Raw records:
* START *

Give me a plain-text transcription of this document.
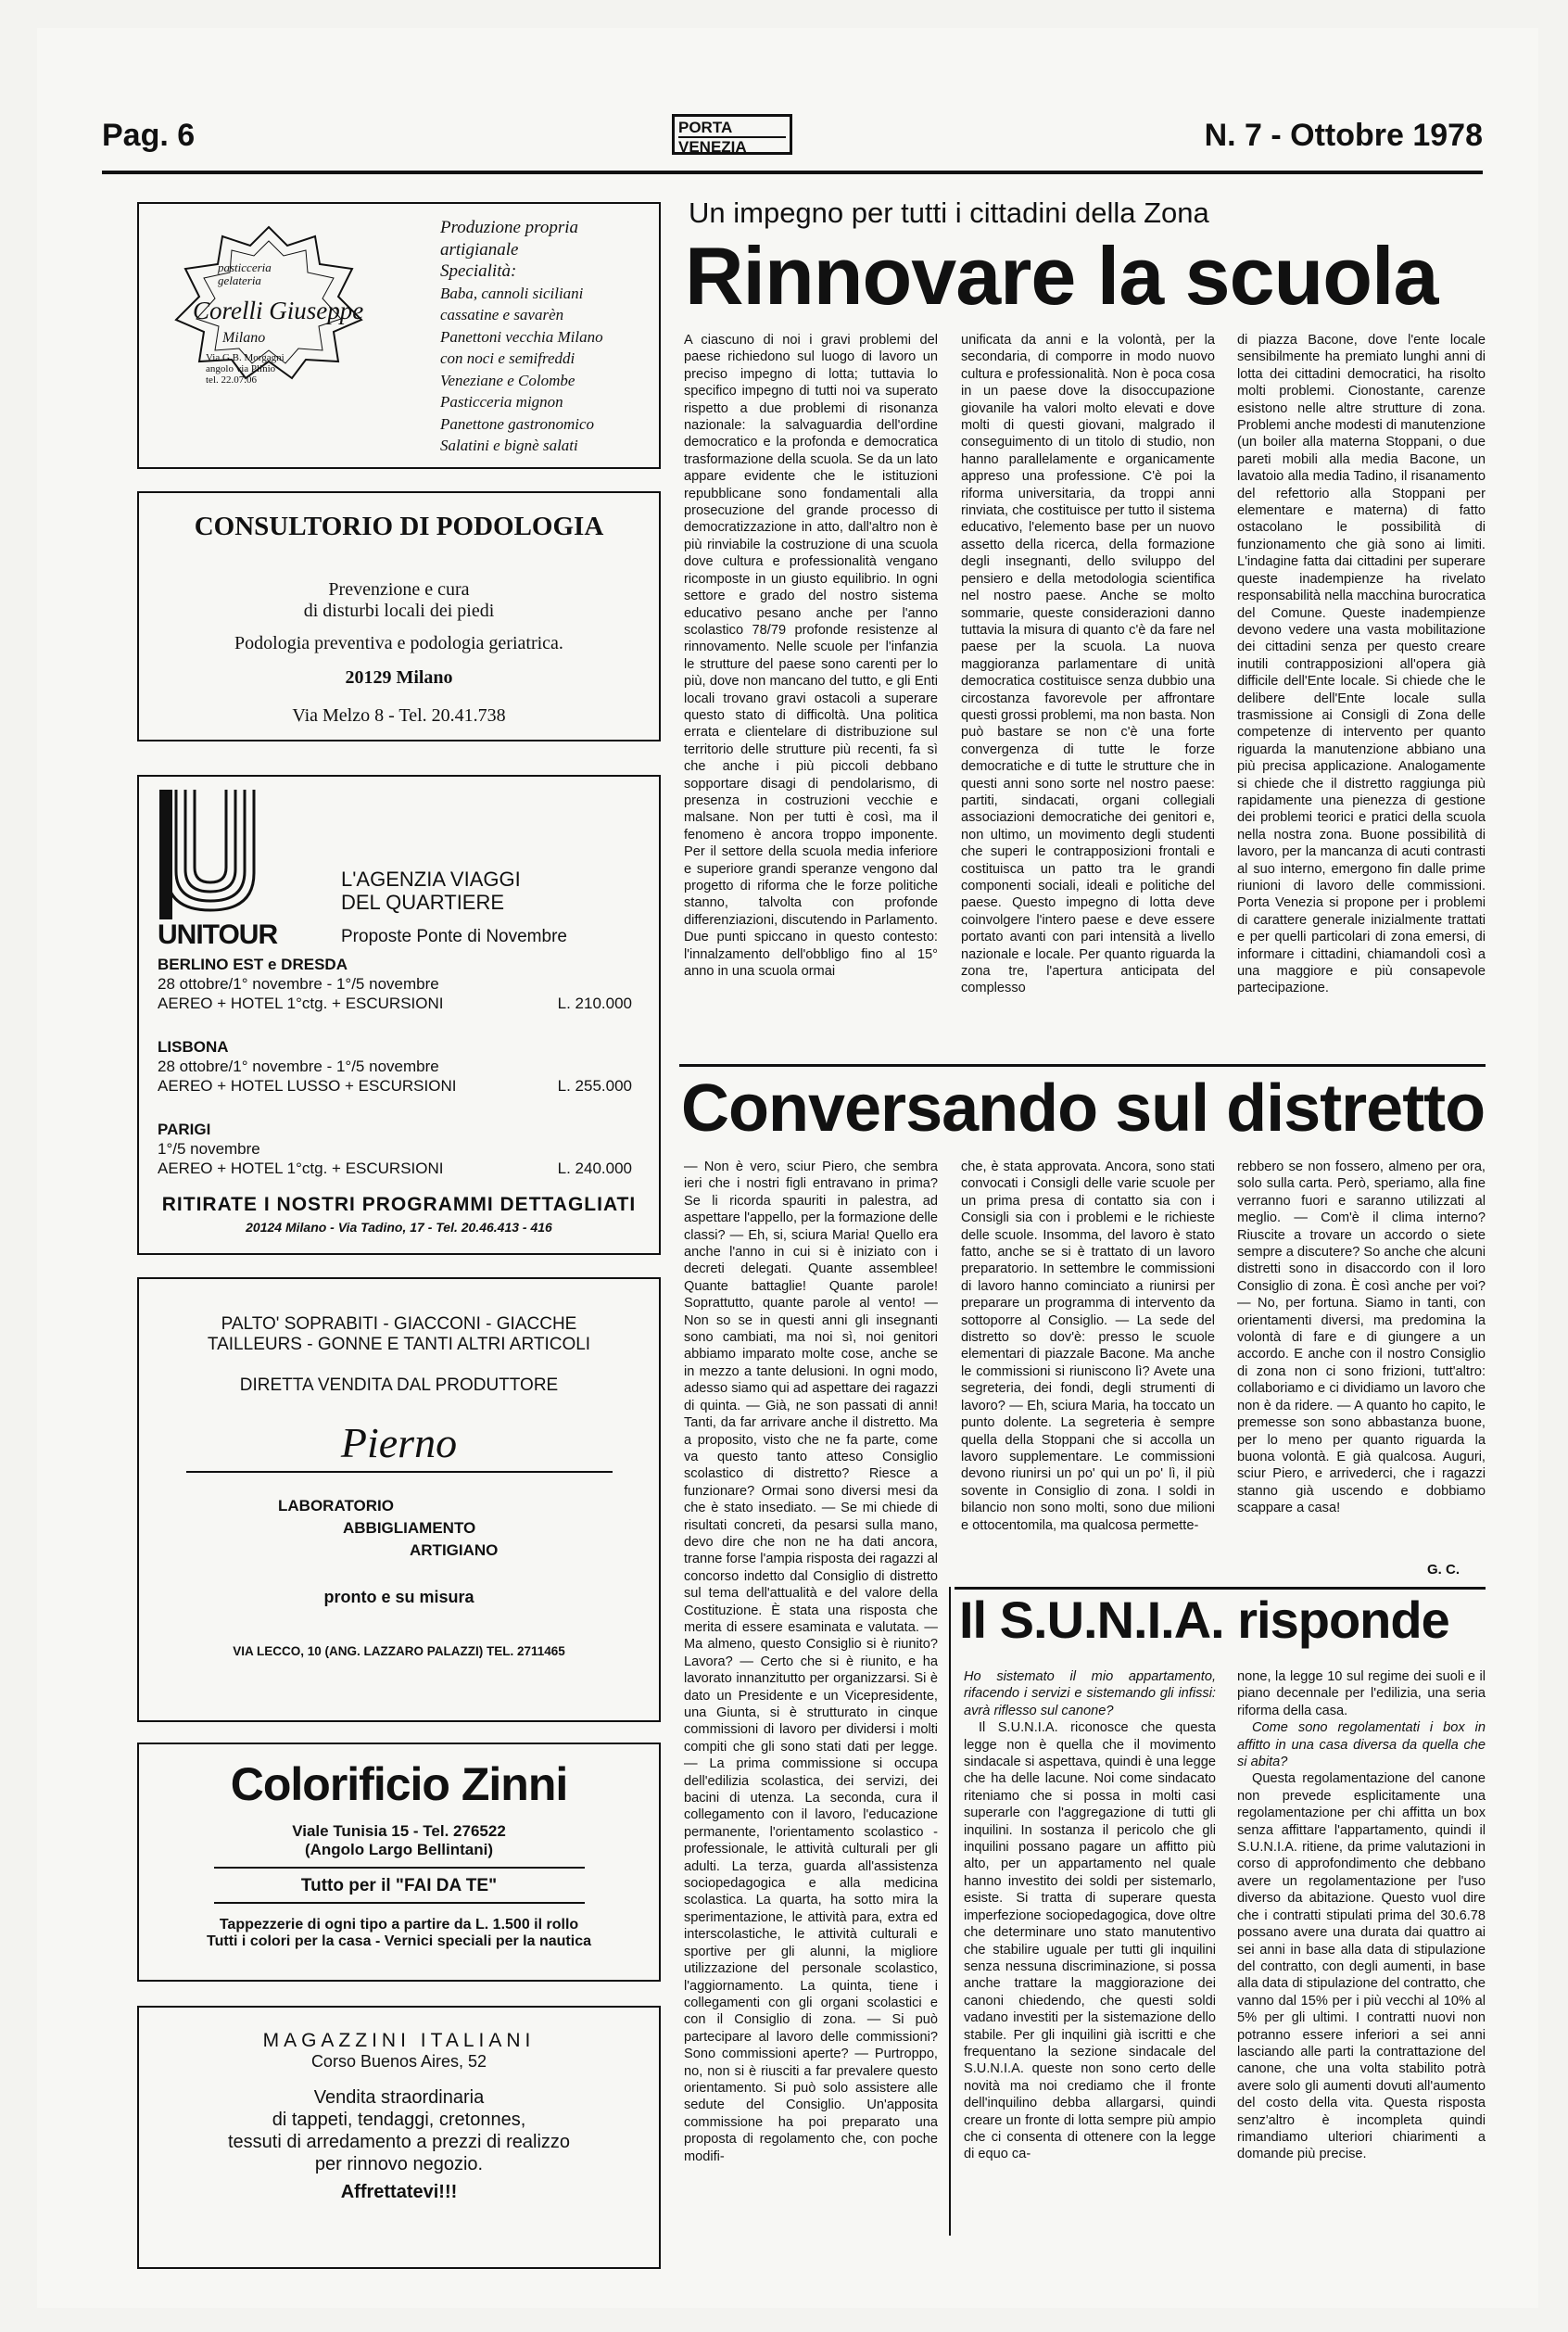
Pag. 6	PORTA
VENEZIA	N. 7 - Ottobre 1978
pasticceria
gelateria
Corelli Giuseppe
Milano
Via G.B. Morgagni
angolo via Plinio
tel. 22.07.06
Produzione propria
artigianale
Specialità:
Baba, cannoli siciliani
cassatine e savarèn
Panettoni vecchia Milano
con noci e semifreddi
Veneziane e Colombe
Pasticceria mignon
Panettone gastronomico
Salatini e bignè salati
CONSULTORIO DI PODOLOGIA
Prevenzione e cura
di disturbi locali dei piedi
Podologia preventiva e podologia geriatrica.
20129 Milano
Via Melzo 8 - Tel. 20.41.738
UNITOUR
L'AGENZIA VIAGGI
DEL QUARTIERE
Proposte Ponte di Novembre
BERLINO EST e DRESDA
28 ottobre/1° novembre - 1°/5 novembre
AEREO + HOTEL 1°ctg. + ESCURSIONI	L. 210.000
LISBONA
28 ottobre/1° novembre - 1°/5 novembre
AEREO + HOTEL LUSSO + ESCURSIONI	L. 255.000
PARIGI
1°/5 novembre
AEREO + HOTEL 1°ctg. + ESCURSIONI	L. 240.000
RITIRATE I NOSTRI PROGRAMMI DETTAGLIATI
20124 Milano - Via Tadino, 17 - Tel. 20.46.413 - 416
PALTO' SOPRABITI - GIACCONI - GIACCHE
TAILLEURS - GONNE E TANTI ALTRI ARTICOLI
DIRETTA VENDITA DAL PRODUTTORE
Pierno
LABORATORIO
ABBIGLIAMENTO
ARTIGIANO
pronto e su misura
VIA LECCO, 10 (ANG. LAZZARO PALAZZI) TEL. 2711465
Colorificio Zinni
Viale Tunisia 15 - Tel. 276522
(Angolo Largo Bellintani)
Tutto per il "FAI DA TE"
Tappezzerie di ogni tipo a partire da L. 1.500 il rollo
Tutti i colori per la casa - Vernici speciali per la nautica
MAGAZZINI ITALIANI
Corso Buenos Aires, 52
Vendita straordinaria
di tappeti, tendaggi, cretonnes,
tessuti di arredamento a prezzi di realizzo
per rinnovo negozio.
Affrettatevi!!!
Un impegno per tutti i cittadini della Zona
Rinnovare la scuola
A ciascuno di noi i gravi problemi del paese richiedono sul luogo di lavoro un preciso impegno di lotta; tuttavia lo specifico impegno di tutti noi va superato rispetto a due problemi di risonanza nazionale: la salvaguardia dell'ordine democratico e la profonda e democratica trasformazione della scuola. Se da un lato appare evidente che le istituzioni repubblicane sono fondamentali alla prosecuzione del grande processo di democratizzazione in atto, dall'altro non è più rinviabile la costruzione di una scuola dove cultura e professionalità vengano ricomposte in un giusto equilibrio. In ogni settore e grado del nostro sistema educativo pesano anche per l'anno scolastico 78/79 profonde resistenze al rinnovamento. Nelle scuole per l'infanzia le strutture del paese sono carenti per lo più, dove non mancano del tutto, e gli Enti locali trovano gravi ostacoli a superare questo stato di difficoltà. Una politica errata e clientelare di distribuzione sul territorio delle strutture più recenti, fa sì che anche i più piccoli debbano sopportare disagi di pendolarismo, di presenza in costruzioni vecchie e malsane. Non per tutti è così, ma il fenomeno è ancora troppo imponente. Per il settore della scuola media inferiore e superiore grandi speranze vengono dal progetto di riforma che le forze politiche stanno, talvolta con profonde differenziazioni, discutendo in Parlamento. Due punti spiccano in questo contesto: l'innalzamento dell'obbligo fino al 15° anno in una scuola ormai
unificata da anni e la volontà, per la secondaria, di comporre in modo nuovo cultura e professionalità. Non è poca cosa in un paese dove la disoccupazione giovanile ha valori molto elevati e dove molti di questi giovani, malgrado il conseguimento di un titolo di studio, non hanno parallelamente e organicamente appreso una professione. C'è poi la riforma universitaria, da troppi anni rinviata, che costituisce per tutto il sistema educativo, l'elemento base per un nuovo assetto della ricerca, della formazione degli insegnanti, dello sviluppo del pensiero e della metodologia scientifica nel nostro paese. Anche se molto sommarie, queste considerazioni danno tuttavia la misura di quanto c'è da fare nel paese per la scuola. La nuova maggioranza parlamentare di unità democratica costituisce senza dubbio una circostanza favorevole per affrontare questi grossi problemi, ma non basta. Non può bastare se non c'è una forte convergenza di tutte le forze democratiche e di tutte le strutture che in questi anni sono sorte nel nostro paese: partiti, sindacati, organi collegiali associazioni democratiche dei genitori e, non ultimo, un movimento degli studenti che superi le contrapposizioni frontali e costituisca un patto tra le grandi componenti sociali, ideali e politiche del paese. Questo impegno di lotta deve coinvolgere l'intero paese e deve essere portato avanti con pari intensità a livello nazionale e locale. Per quanto riguarda la zona tre, l'apertura anticipata del complesso
di piazza Bacone, dove l'ente locale sensibilmente ha premiato lunghi anni di lotta dei cittadini democratici, ha risolto molti problemi. Cionostante, carenze esistono nelle altre strutture di zona. Problemi anche modesti di manutenzione (un boiler alla materna Stoppani, o due pareti mobili alla media Bacone, un lavatoio alla media Tadino, il risanamento del refettorio alla Stoppani per elementare e materna) di fatto ostacolano le possibilità di funzionamento che già sono ai limiti. L'indagine fatta dai cittadini per superare queste inadempienze ha rivelato responsabilità nella macchina burocratica del Comune. Queste inadempienze devono vedere una vasta mobilitazione dei cittadini senza per questo creare inutili contrapposizioni all'opera già difficile dell'Ente locale. Si chiede che le delibere dell'Ente locale sulla trasmissione ai Consigli di Zona delle competenze di intervento per quanto riguarda la manutenzione abbiano una più precisa applicazione. Analogamente si chiede che il distretto raggiunga più rapidamente una pienezza di gestione dei problemi teorici e pratici della scuola nella nostra zona. Buone possibilità di lavoro, per la mancanza di acuti contrasti al suo interno, emergono fin dalle prime riunioni di lavoro delle commissioni. Porta Venezia si propone per i problemi di carattere generale inizialmente trattati e per quelli particolari di zona emersi, di informare i cittadini, chiamandoli così a una maggiore e più consapevole partecipazione.
Conversando sul distretto
— Non è vero, sciur Piero, che sembra ieri che i nostri figli entravano in prima? Se li ricorda spauriti in palestra, ad aspettare l'appello, per la formazione delle classi? — Eh, si, sciura Maria! Quello era anche l'anno in cui si è iniziato con i decreti delegati. Quante assemblee! Quante battaglie! Quante parole! Soprattutto, quante parole al vento! — Non so se in questi anni gli insegnanti sono cambiati, ma noi sì, noi genitori abbiamo imparato molte cose, anche se in mezzo a tante delusioni. In ogni modo, adesso siamo qui ad aspettare dei ragazzi di quinta. — Già, ne son passati di anni! Tanti, da far arrivare anche il distretto. Ma a proposito, visto che ne fa parte, come va questo tanto atteso Consiglio scolastico di distretto? Riesce a funzionare? Ormai sono diversi mesi da che è stato insediato. — Se mi chiede di risultati concreti, da pesarsi sulla mano, devo dire che non ne ha dati ancora, tranne forse l'ampia risposta dei ragazzi al concorso indetto dal Consiglio di distretto sul tema dell'attualità e del valore della Costituzione. È stata una risposta che merita di essere esaminata e valutata. — Ma almeno, questo Consiglio si è riunito? Lavora? — Certo che si è riunito, e ha lavorato innanzitutto per organizzarsi. Si è dato un Presidente e un Vicepresidente, una Giunta, si è strutturato in cinque commissioni di lavoro per dividersi i molti compiti che gli sono stati dati per legge. — La prima commissione si occupa dell'edilizia scolastica, dei servizi, dei bacini di utenza. La seconda, cura il collegamento con il lavoro, l'educazione permanente, l'orientamento scolastico - professionale, le attività culturali per gli adulti. La terza, guarda all'assistenza sociopedagogica e alla medicina scolastica. La quarta, ha sotto mira la sperimentazione, le attività para, extra ed interscolastiche, le attività culturali e sportive per gli alunni, la migliore utilizzazione del personale scolastico, l'aggiornamento. La quinta, tiene i collegamenti con gli organi scolastici e con il Consiglio di zona. — Si può partecipare al lavoro delle commissioni? Sono commissioni aperte? — Purtroppo, no, non si è riusciti a far prevalere questo orientamento. Si può solo assistere alle sedute del Consiglio. Un'apposita commissione ha poi preparato una proposta di regolamento che, con poche modifi-
che, è stata approvata. Ancora, sono stati convocati i Consigli delle varie scuole per un prima presa di contatto sia con i Consigli sia con i problemi e le richieste delle scuole. Insomma, del lavoro è stato fatto, anche se si è trattato di un lavoro preparatorio. In settembre le commissioni di lavoro hanno cominciato a riunirsi per preparare un programma di intervento da sottoporre al Consiglio. — La sede del distretto so dov'è: presso le scuole elementari di piazzale Bacone. Ma anche le commissioni si riuniscono lì? Avete una segreteria, dei fondi, degli strumenti di lavoro? — Eh, sciura Maria, ha toccato un punto dolente. La segreteria è sempre quella della Stoppani che si accolla un lavoro supplementare. Le commissioni devono riunirsi un po' qui un po' lì, il più sovente in Consiglio di zona. I soldi in bilancio non sono molti, sono due milioni e ottocentomila, ma qualcosa permette-
rebbero se non fossero, almeno per ora, solo sulla carta. Però, speriamo, alla fine verranno fuori e saranno utilizzati al meglio. — Com'è il clima interno? Riuscite a trovare un accordo o siete sempre a discutere? So anche che alcuni distretti sono in disaccordo con il loro Consiglio di zona. È così anche per voi? — No, per fortuna. Siamo in tanti, con orientamenti diversi, ma predomina la volontà di fare e di giungere a un accordo. E anche con il nostro Consiglio di zona non ci sono frizioni, tutt'altro: collaboriamo e ci dividiamo un lavoro che non è da ridere. — A quanto ho capito, le premesse son sono abbastanza buone, per lo meno per quanto riguarda la buona volontà. E già qualcosa. Auguri, sciur Piero, e arrivederci, che i ragazzi stanno già uscendo e dobbiamo scappare a casa!
G. C.
Il S.U.N.I.A. risponde
Ho sistemato il mio appartamento, rifacendo i servizi e sistemando gli infissi: avrà riflesso sul canone?
Il S.U.N.I.A. riconosce che questa legge non è quella che il movimento sindacale si aspettava, quindi è una legge che ha delle lacune. Noi come sindacato riteniamo che si possa in molti casi superarle con l'aggregazione di tutti gli inquilini. In sostanza il pericolo che gli inquilini possano pagare un affitto più alto, per un appartamento nel quale hanno investito dei soldi per sistemarlo, esiste. Si tratta di superare questa imperfezione sociopedagogica, dove oltre che determinare uno stato manutentivo che stabilire uguale per tutti gli inquilini senza nessuna discriminazione, si possa anche trattare la maggiorazione dei canoni chiedendo, che questi soldi vadano investiti per la sistemazione dello stabile. Per gli inquilini già iscritti e che frequentano la sezione sindacale del S.U.N.I.A. queste non sono certo delle novità ma noi crediamo che il fronte dell'inquilino debba allargarsi, quindi creare un fronte di lotta sempre più ampio che ci consenta di ottenere con la legge di equo ca-
none, la legge 10 sul regime dei suoli e il piano decennale per l'edilizia, una seria riforma della casa.
Come sono regolamentati i box in affitto in una casa diversa da quella che si abita?
Questa regolamentazione del canone non prevede esplicitamente una regolamentazione per chi affitta un box senza affittare l'appartamento, quindi il S.U.N.I.A. ritiene, da prime valutazioni in corso di approfondimento che debbano avere un regolamentazione per l'uso diverso da abitazione. Questo vuol dire che i contratti stipulati prima del 30.6.78 possano avere una durata dai quattro ai sei anni in base alla data di stipulazione del contratto, con degli aumenti, in base alla data di stipulazione del contratto, che vanno dal 15% per i più vecchi al 10% al 5% per gli ultimi. I contratti nuovi non potranno essere inferiori a sei anni lasciando alle parti la contrattazione del canone, che una volta stabilito potrà avere solo gli aumenti dovuti all'aumento del costo della vita. Questa risposta senz'altro è incompleta quindi rimandiamo ulteriori chiarimenti a domande più precise.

* END *

Task to complete:
Pick out and copy the lines of the material that include the word "HOTEL".

Written response:
AEREO + HOTEL 1°ctg. + ESCURSIONI	L. 210.000
AEREO + HOTEL LUSSO + ESCURSIONI	L. 255.000
AEREO + HOTEL 1°ctg. + ESCURSIONI	L. 240.000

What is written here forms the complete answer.